> Prompt:
Leave out the pictures and repeat the rest of the material exactly.

> Raw data:
§

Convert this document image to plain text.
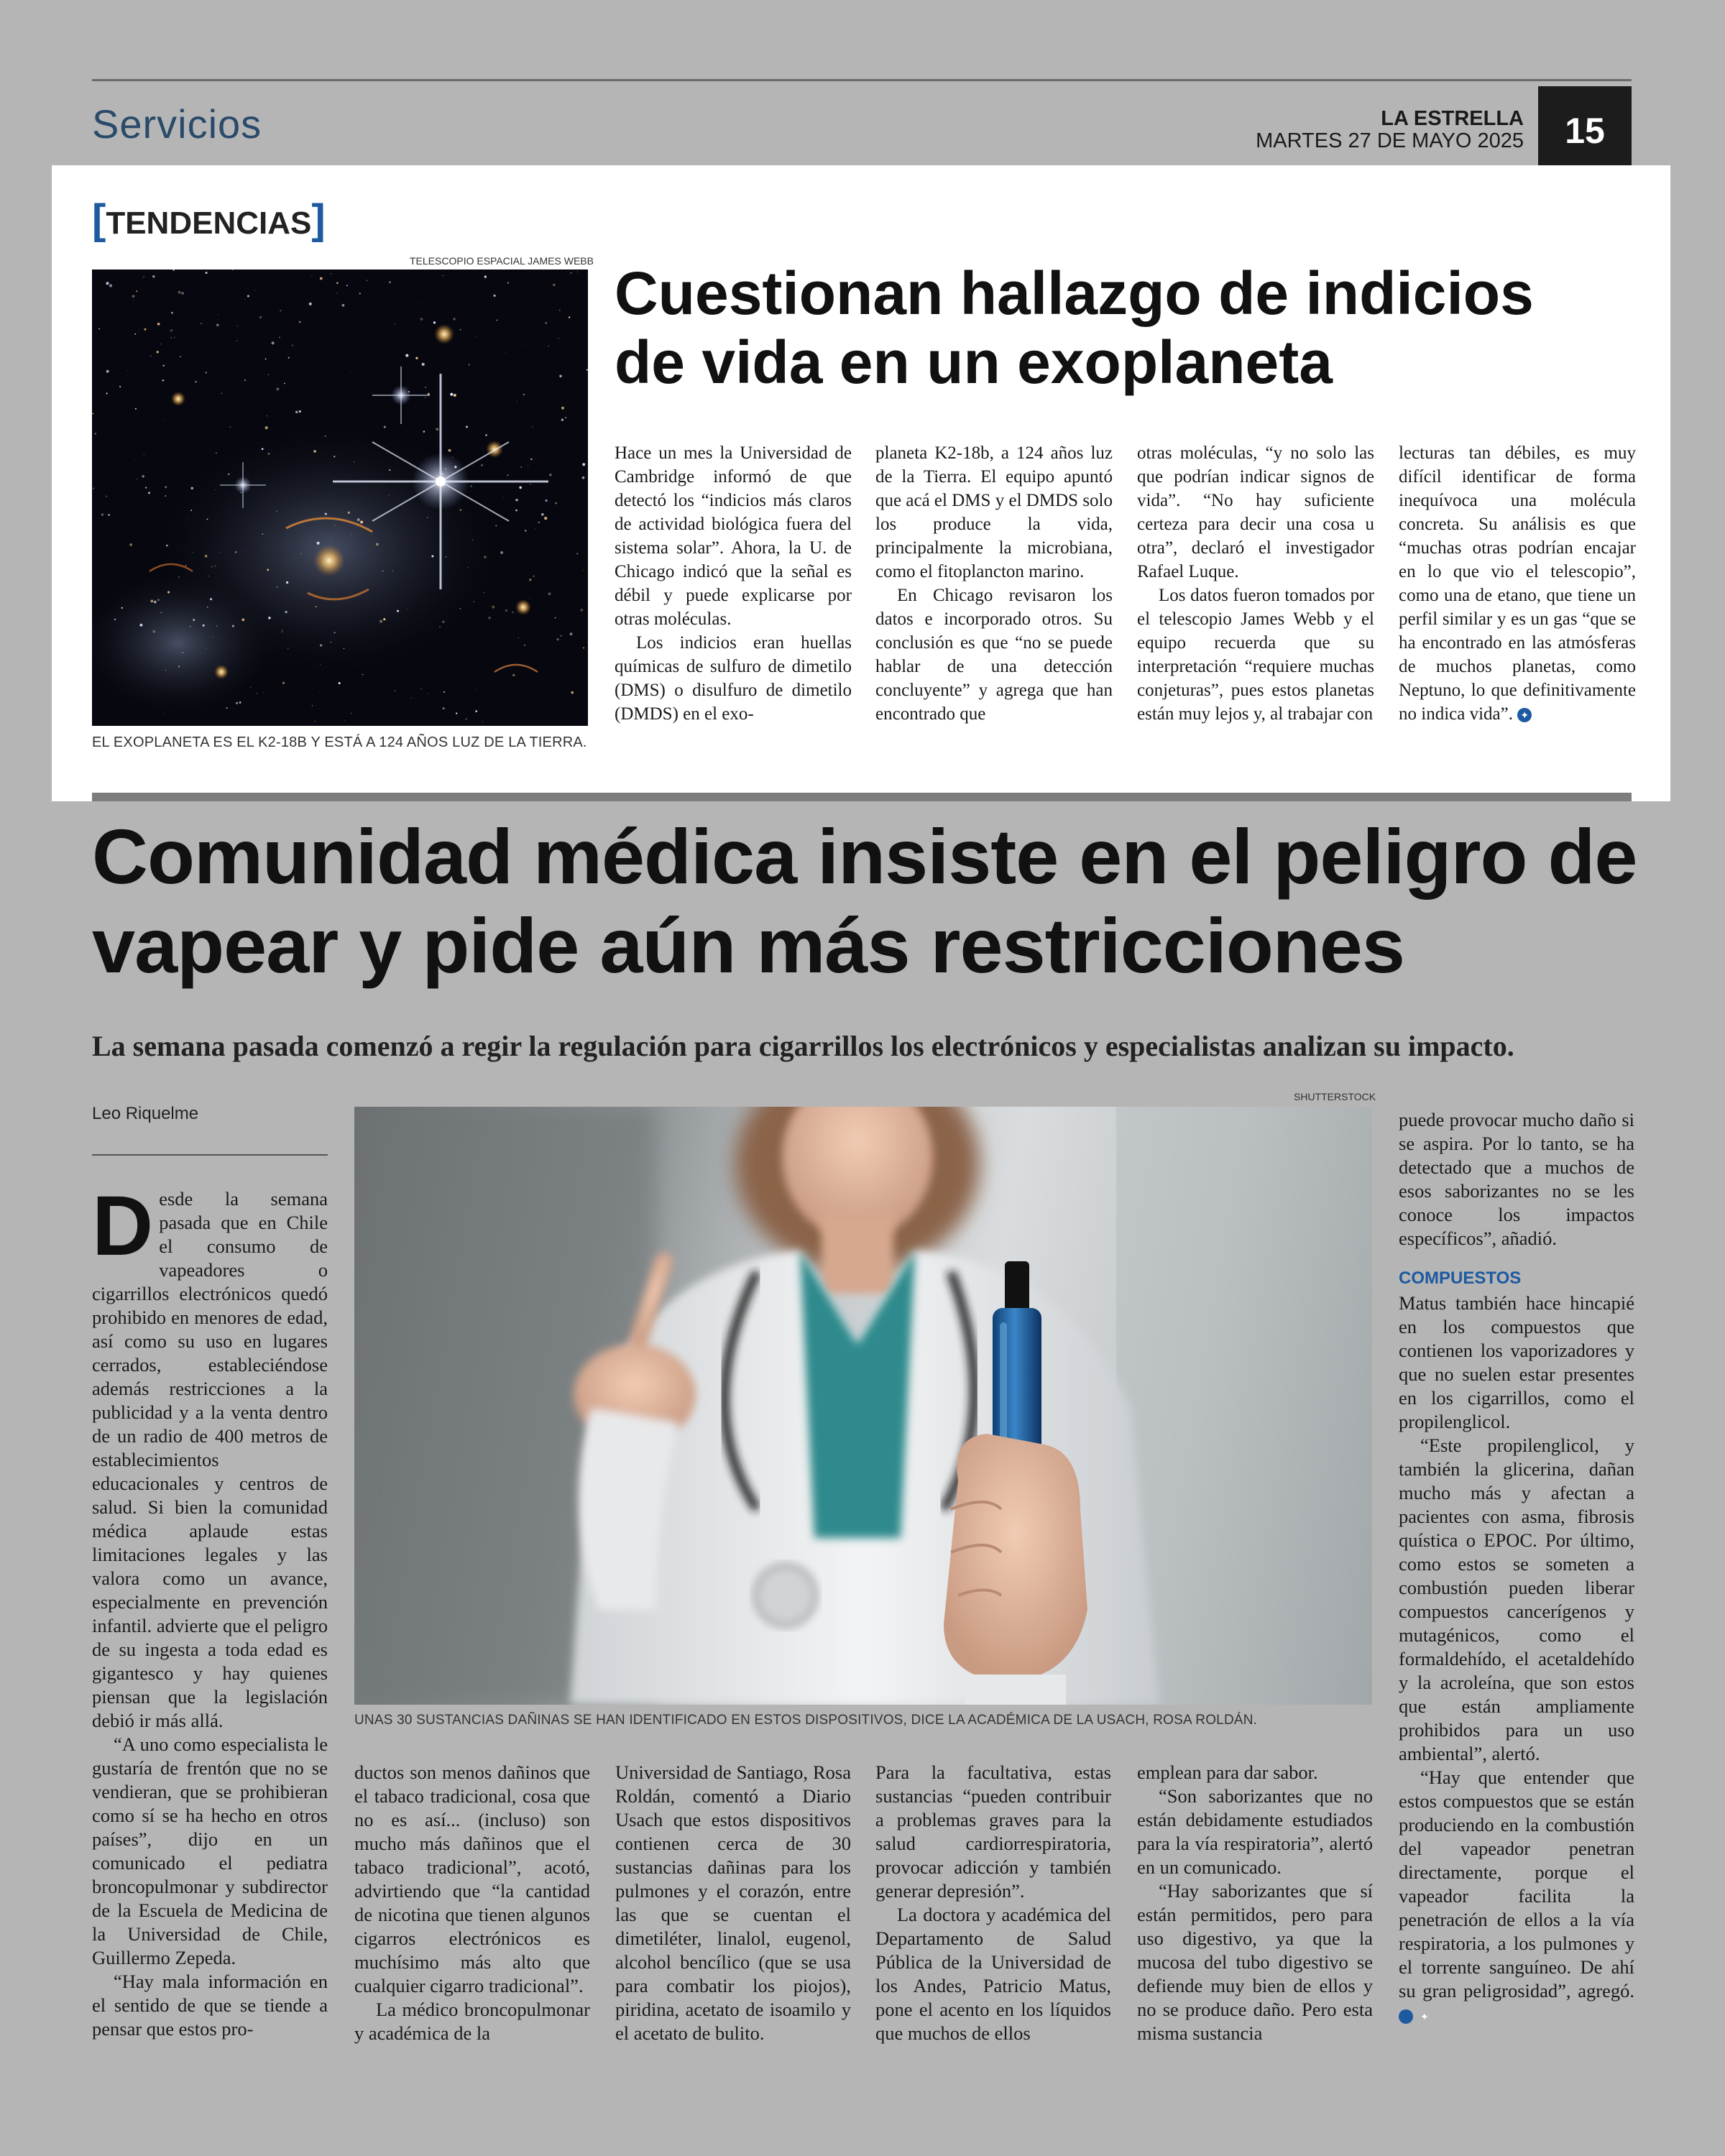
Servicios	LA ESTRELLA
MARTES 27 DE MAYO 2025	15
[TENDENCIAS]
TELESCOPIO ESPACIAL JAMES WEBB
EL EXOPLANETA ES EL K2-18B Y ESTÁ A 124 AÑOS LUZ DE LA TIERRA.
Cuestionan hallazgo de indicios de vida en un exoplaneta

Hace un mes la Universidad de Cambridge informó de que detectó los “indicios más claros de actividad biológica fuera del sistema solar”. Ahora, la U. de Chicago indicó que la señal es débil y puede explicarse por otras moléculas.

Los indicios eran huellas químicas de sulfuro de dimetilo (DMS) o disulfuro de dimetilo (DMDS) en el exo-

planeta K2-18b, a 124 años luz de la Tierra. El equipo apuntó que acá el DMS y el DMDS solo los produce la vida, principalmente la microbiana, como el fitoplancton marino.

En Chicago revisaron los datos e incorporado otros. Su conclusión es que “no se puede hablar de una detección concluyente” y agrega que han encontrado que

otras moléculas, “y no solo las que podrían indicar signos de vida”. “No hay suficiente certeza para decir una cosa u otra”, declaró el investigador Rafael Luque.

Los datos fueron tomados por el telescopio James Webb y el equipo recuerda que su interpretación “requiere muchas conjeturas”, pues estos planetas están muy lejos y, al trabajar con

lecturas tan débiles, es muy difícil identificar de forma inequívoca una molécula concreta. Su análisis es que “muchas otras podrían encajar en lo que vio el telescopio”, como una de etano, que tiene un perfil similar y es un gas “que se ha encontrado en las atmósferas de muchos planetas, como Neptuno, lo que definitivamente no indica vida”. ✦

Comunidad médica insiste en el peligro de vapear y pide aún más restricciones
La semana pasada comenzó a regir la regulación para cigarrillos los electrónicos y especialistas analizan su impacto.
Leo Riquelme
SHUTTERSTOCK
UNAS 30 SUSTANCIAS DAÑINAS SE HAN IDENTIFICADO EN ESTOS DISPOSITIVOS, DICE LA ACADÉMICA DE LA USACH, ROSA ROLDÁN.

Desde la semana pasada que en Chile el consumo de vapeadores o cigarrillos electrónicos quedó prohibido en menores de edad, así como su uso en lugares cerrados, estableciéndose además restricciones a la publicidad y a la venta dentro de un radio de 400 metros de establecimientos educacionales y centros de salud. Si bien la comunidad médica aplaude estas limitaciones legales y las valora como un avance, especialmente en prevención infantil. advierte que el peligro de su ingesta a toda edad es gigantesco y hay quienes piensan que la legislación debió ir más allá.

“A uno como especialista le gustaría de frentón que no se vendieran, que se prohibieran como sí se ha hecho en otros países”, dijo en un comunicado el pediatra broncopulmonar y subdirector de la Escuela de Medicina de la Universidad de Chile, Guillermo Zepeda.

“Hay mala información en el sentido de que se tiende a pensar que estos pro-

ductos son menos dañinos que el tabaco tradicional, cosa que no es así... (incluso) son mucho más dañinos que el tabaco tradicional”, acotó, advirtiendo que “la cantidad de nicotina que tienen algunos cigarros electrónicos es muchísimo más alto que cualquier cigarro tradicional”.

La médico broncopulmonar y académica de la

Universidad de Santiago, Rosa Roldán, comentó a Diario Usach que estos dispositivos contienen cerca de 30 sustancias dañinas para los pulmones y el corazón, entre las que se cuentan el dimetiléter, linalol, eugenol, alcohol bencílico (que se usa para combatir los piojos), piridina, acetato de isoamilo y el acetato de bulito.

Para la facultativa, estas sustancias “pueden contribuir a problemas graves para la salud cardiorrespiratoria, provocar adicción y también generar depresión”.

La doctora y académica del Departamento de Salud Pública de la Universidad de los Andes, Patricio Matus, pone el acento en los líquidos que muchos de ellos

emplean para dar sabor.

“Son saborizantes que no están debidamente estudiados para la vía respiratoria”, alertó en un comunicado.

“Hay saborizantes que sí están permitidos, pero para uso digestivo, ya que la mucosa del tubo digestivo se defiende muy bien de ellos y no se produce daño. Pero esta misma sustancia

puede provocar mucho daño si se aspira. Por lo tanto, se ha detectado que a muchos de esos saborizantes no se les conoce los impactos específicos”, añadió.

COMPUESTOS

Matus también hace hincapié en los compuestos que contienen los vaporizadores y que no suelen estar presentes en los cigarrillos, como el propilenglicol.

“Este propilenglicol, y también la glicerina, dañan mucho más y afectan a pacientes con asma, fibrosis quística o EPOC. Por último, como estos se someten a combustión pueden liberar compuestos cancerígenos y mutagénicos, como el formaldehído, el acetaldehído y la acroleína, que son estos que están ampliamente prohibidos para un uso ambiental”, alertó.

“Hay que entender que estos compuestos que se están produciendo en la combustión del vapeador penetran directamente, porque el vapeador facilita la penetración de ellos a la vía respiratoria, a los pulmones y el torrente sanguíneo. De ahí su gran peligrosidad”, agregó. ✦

§

> Task response:
Convert this document image to plain text.
Servicios	LA ESTRELLA
MARTES 27 DE MAYO 2025	15
[TENDENCIAS]
TELESCOPIO ESPACIAL JAMES WEBB
EL EXOPLANETA ES EL K2-18B Y ESTÁ A 124 AÑOS LUZ DE LA TIERRA.
Cuestionan hallazgo de indicios de vida en un exoplaneta

Hace un mes la Universidad de Cambridge informó de que detectó los “indicios más claros de actividad biológica fuera del sistema solar”. Ahora, la U. de Chicago indicó que la señal es débil y puede explicarse por otras moléculas.

Los indicios eran huellas químicas de sulfuro de dimetilo (DMS) o disulfuro de dimetilo (DMDS) en el exo-

planeta K2-18b, a 124 años luz de la Tierra. El equipo apuntó que acá el DMS y el DMDS solo los produce la vida, principalmente la microbiana, como el fitoplancton marino.

En Chicago revisaron los datos e incorporado otros. Su conclusión es que “no se puede hablar de una detección concluyente” y agrega que han encontrado que

otras moléculas, “y no solo las que podrían indicar signos de vida”. “No hay suficiente certeza para decir una cosa u otra”, declaró el investigador Rafael Luque.

Los datos fueron tomados por el telescopio James Webb y el equipo recuerda que su interpretación “requiere muchas conjeturas”, pues estos planetas están muy lejos y, al trabajar con

lecturas tan débiles, es muy difícil identificar de forma inequívoca una molécula concreta. Su análisis es que “muchas otras podrían encajar en lo que vio el telescopio”, como una de etano, que tiene un perfil similar y es un gas “que se ha encontrado en las atmósferas de muchos planetas, como Neptuno, lo que definitivamente no indica vida”. ✦

Comunidad médica insiste en el peligro de vapear y pide aún más restricciones
La semana pasada comenzó a regir la regulación para cigarrillos los electrónicos y especialistas analizan su impacto.
Leo Riquelme
SHUTTERSTOCK
UNAS 30 SUSTANCIAS DAÑINAS SE HAN IDENTIFICADO EN ESTOS DISPOSITIVOS, DICE LA ACADÉMICA DE LA USACH, ROSA ROLDÁN.

Desde la semana pasada que en Chile el consumo de vapeadores o cigarrillos electrónicos quedó prohibido en menores de edad, así como su uso en lugares cerrados, estableciéndose además restricciones a la publicidad y a la venta dentro de un radio de 400 metros de establecimientos educacionales y centros de salud. Si bien la comunidad médica aplaude estas limitaciones legales y las valora como un avance, especialmente en prevención infantil. advierte que el peligro de su ingesta a toda edad es gigantesco y hay quienes piensan que la legislación debió ir más allá.

“A uno como especialista le gustaría de frentón que no se vendieran, que se prohibieran como sí se ha hecho en otros países”, dijo en un comunicado el pediatra broncopulmonar y subdirector de la Escuela de Medicina de la Universidad de Chile, Guillermo Zepeda.

“Hay mala información en el sentido de que se tiende a pensar que estos pro-

ductos son menos dañinos que el tabaco tradicional, cosa que no es así... (incluso) son mucho más dañinos que el tabaco tradicional”, acotó, advirtiendo que “la cantidad de nicotina que tienen algunos cigarros electrónicos es muchísimo más alto que cualquier cigarro tradicional”.

La médico broncopulmonar y académica de la

Universidad de Santiago, Rosa Roldán, comentó a Diario Usach que estos dispositivos contienen cerca de 30 sustancias dañinas para los pulmones y el corazón, entre las que se cuentan el dimetiléter, linalol, eugenol, alcohol bencílico (que se usa para combatir los piojos), piridina, acetato de isoamilo y el acetato de bulito.

Para la facultativa, estas sustancias “pueden contribuir a problemas graves para la salud cardiorrespiratoria, provocar adicción y también generar depresión”.

La doctora y académica del Departamento de Salud Pública de la Universidad de los Andes, Patricio Matus, pone el acento en los líquidos que muchos de ellos

emplean para dar sabor.

“Son saborizantes que no están debidamente estudiados para la vía respiratoria”, alertó en un comunicado.

“Hay saborizantes que sí están permitidos, pero para uso digestivo, ya que la mucosa del tubo digestivo se defiende muy bien de ellos y no se produce daño. Pero esta misma sustancia

puede provocar mucho daño si se aspira. Por lo tanto, se ha detectado que a muchos de esos saborizantes no se les conoce los impactos específicos”, añadió.

COMPUESTOS

Matus también hace hincapié en los compuestos que contienen los vaporizadores y que no suelen estar presentes en los cigarrillos, como el propilenglicol.

“Este propilenglicol, y también la glicerina, dañan mucho más y afectan a pacientes con asma, fibrosis quística o EPOC. Por último, como estos se someten a combustión pueden liberar compuestos cancerígenos y mutagénicos, como el formaldehído, el acetaldehído y la acroleína, que son estos que están ampliamente prohibidos para un uso ambiental”, alertó.

“Hay que entender que estos compuestos que se están produciendo en la combustión del vapeador penetran directamente, porque el vapeador facilita la penetración de ellos a la vía respiratoria, a los pulmones y el torrente sanguíneo. De ahí su gran peligrosidad”, agregó. ✦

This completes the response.